Set task:
Each line that includes "TradingView" counts once; give the total and nothing besides.

Records for processing:
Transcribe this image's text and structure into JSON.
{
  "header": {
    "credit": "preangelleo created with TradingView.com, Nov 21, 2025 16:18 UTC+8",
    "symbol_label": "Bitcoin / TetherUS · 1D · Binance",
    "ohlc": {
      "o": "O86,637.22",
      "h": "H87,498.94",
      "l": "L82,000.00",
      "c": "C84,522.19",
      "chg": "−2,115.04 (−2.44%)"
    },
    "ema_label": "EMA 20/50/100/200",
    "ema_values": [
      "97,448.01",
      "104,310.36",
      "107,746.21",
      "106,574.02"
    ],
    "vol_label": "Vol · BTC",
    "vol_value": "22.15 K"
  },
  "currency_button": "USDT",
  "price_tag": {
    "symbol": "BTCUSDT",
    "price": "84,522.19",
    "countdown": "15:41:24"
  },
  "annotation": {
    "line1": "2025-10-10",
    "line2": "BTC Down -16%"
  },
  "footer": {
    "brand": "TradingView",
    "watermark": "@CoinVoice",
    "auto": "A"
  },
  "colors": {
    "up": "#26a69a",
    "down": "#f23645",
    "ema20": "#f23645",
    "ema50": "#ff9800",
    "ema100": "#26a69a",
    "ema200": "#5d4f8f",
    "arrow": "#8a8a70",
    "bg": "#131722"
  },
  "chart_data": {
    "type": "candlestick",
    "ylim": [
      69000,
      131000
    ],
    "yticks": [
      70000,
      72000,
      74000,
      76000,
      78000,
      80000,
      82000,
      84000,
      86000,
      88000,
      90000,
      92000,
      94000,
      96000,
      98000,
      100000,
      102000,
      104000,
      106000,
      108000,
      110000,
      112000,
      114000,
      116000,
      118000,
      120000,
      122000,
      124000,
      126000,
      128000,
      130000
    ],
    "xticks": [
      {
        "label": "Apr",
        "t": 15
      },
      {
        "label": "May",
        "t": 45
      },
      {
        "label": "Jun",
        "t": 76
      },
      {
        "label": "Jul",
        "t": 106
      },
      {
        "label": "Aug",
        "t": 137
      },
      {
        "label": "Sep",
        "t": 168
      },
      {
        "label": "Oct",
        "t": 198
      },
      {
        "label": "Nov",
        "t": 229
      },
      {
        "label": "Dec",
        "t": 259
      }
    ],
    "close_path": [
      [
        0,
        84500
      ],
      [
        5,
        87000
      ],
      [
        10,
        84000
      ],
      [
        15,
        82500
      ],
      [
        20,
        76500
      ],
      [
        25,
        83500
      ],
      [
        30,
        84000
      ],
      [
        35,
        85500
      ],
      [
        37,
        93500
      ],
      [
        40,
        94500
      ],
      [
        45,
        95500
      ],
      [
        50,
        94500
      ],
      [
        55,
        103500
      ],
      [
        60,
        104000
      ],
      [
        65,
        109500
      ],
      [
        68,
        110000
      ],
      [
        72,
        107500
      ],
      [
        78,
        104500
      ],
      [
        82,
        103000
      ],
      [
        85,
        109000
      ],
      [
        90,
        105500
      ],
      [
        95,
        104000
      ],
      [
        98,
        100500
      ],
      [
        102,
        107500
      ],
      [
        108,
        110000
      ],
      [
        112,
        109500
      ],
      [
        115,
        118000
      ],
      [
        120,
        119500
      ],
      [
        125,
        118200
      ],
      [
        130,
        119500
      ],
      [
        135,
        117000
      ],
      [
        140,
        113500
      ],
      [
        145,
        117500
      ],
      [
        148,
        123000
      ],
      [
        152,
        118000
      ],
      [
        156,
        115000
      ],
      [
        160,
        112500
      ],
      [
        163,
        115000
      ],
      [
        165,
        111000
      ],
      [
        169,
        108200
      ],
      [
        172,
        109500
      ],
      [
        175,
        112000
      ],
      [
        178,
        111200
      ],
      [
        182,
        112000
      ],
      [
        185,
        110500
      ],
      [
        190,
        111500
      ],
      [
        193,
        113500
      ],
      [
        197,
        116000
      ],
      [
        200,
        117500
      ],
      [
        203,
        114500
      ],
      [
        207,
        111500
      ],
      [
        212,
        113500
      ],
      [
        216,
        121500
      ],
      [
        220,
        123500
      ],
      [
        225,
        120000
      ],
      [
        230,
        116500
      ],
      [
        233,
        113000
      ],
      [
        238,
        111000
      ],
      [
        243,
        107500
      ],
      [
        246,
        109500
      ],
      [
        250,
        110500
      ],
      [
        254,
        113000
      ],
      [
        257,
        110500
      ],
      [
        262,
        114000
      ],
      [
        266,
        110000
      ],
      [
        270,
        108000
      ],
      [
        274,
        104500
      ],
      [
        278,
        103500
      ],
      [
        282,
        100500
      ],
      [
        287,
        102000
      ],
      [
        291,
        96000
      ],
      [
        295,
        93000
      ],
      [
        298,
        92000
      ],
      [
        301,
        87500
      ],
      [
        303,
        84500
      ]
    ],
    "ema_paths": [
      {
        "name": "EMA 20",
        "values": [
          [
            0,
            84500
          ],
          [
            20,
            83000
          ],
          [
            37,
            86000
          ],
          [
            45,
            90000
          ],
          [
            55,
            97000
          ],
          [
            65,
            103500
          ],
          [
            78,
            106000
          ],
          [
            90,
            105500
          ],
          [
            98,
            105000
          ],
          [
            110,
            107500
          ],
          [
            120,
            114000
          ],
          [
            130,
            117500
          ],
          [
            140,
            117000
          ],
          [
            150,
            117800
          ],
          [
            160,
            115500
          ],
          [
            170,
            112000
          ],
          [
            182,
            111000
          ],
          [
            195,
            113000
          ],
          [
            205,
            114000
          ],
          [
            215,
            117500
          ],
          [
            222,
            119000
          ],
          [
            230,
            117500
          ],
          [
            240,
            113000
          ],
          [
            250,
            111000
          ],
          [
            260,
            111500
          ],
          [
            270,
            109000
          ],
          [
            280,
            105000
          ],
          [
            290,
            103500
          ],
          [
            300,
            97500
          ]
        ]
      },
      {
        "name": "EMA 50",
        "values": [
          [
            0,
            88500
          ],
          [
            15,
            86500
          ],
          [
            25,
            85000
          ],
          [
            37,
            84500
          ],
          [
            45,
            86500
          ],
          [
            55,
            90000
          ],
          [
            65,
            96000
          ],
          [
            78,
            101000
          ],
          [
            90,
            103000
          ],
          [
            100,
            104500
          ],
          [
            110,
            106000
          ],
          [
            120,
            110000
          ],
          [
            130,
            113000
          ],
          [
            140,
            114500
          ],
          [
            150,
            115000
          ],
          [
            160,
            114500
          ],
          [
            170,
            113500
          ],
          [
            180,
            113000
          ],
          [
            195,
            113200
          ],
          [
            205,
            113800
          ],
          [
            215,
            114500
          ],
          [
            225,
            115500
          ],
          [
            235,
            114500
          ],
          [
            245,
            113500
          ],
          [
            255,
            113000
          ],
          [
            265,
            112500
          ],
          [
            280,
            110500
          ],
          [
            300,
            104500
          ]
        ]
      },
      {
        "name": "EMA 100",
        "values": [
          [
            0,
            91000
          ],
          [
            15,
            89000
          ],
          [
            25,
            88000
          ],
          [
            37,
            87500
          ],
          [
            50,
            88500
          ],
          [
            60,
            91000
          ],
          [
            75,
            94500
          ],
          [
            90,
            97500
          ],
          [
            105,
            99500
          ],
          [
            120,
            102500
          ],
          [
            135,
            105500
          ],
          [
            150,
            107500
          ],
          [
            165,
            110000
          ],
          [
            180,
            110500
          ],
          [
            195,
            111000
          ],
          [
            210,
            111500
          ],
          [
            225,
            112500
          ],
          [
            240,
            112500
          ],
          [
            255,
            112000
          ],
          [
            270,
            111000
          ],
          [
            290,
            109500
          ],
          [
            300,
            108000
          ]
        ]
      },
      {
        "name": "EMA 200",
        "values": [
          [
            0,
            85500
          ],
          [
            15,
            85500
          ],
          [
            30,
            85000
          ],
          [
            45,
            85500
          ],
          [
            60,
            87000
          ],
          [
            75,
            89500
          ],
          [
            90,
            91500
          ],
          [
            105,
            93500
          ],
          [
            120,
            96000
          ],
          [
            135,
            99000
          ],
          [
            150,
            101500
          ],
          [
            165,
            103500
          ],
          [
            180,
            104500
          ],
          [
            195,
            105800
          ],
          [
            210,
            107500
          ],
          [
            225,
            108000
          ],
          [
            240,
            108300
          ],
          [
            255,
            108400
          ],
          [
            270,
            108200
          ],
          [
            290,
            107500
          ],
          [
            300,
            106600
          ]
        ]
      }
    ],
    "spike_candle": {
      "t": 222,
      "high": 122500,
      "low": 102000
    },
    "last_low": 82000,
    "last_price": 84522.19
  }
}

Written solution:
2